=== Problem ===
All of the data needs to be repeated exactly.

=== Given data ===
■ ■ ■ ■
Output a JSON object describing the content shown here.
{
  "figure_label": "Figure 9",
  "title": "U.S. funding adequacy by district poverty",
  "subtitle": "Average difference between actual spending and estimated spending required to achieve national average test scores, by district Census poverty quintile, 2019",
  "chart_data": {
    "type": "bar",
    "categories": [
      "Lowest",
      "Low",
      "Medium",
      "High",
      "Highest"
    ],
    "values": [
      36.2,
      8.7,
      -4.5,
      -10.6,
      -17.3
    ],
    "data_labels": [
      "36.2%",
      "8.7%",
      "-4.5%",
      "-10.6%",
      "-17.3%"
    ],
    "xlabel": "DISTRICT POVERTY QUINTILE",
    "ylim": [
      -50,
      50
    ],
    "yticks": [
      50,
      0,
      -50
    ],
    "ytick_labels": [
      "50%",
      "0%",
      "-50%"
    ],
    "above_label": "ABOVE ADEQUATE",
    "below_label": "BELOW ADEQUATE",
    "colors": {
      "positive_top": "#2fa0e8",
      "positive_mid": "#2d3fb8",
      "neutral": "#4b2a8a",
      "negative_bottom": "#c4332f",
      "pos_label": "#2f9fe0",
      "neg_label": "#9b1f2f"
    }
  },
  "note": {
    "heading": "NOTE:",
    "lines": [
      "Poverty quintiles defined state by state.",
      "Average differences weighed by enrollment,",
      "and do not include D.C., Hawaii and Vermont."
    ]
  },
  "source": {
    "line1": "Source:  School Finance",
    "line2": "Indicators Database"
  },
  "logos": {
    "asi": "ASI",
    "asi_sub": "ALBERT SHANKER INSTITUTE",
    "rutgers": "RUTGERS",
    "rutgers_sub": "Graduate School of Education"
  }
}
■ ■ ■ ■
=== Final result ===
Output a JSON object describing the content shown here.
{
  "figure_label": "Figure 9",
  "title": "U.S. funding adequacy by district poverty",
  "subtitle": "Average difference between actual spending and estimated spending required to achieve national average test scores, by district Census poverty quintile, 2019",
  "chart_data": {
    "type": "bar",
    "categories": [
      "Lowest",
      "Low",
      "Medium",
      "High",
      "Highest"
    ],
    "values": [
      36.2,
      8.7,
      -4.5,
      -10.6,
      -17.3
    ],
    "data_labels": [
      "36.2%",
      "8.7%",
      "-4.5%",
      "-10.6%",
      "-17.3%"
    ],
    "xlabel": "DISTRICT POVERTY QUINTILE",
    "ylim": [
      -50,
      50
    ],
    "yticks": [
      50,
      0,
      -50
    ],
    "ytick_labels": [
      "50%",
      "0%",
      "-50%"
    ],
    "above_label": "ABOVE ADEQUATE",
    "below_label": "BELOW ADEQUATE",
    "colors": {
      "positive_top": "#2fa0e8",
      "positive_mid": "#2d3fb8",
      "neutral": "#4b2a8a",
      "negative_bottom": "#c4332f",
      "pos_label": "#2f9fe0",
      "neg_label": "#9b1f2f"
    }
  },
  "note": {
    "heading": "NOTE:",
    "lines": [
      "Poverty quintiles defined state by state.",
      "Average differences weighed by enrollment,",
      "and do not include D.C., Hawaii and Vermont."
    ]
  },
  "source": {
    "line1": "Source:  School Finance",
    "line2": "Indicators Database"
  },
  "logos": {
    "asi": "ASI",
    "asi_sub": "ALBERT SHANKER INSTITUTE",
    "rutgers": "RUTGERS",
    "rutgers_sub": "Graduate School of Education"
  }
}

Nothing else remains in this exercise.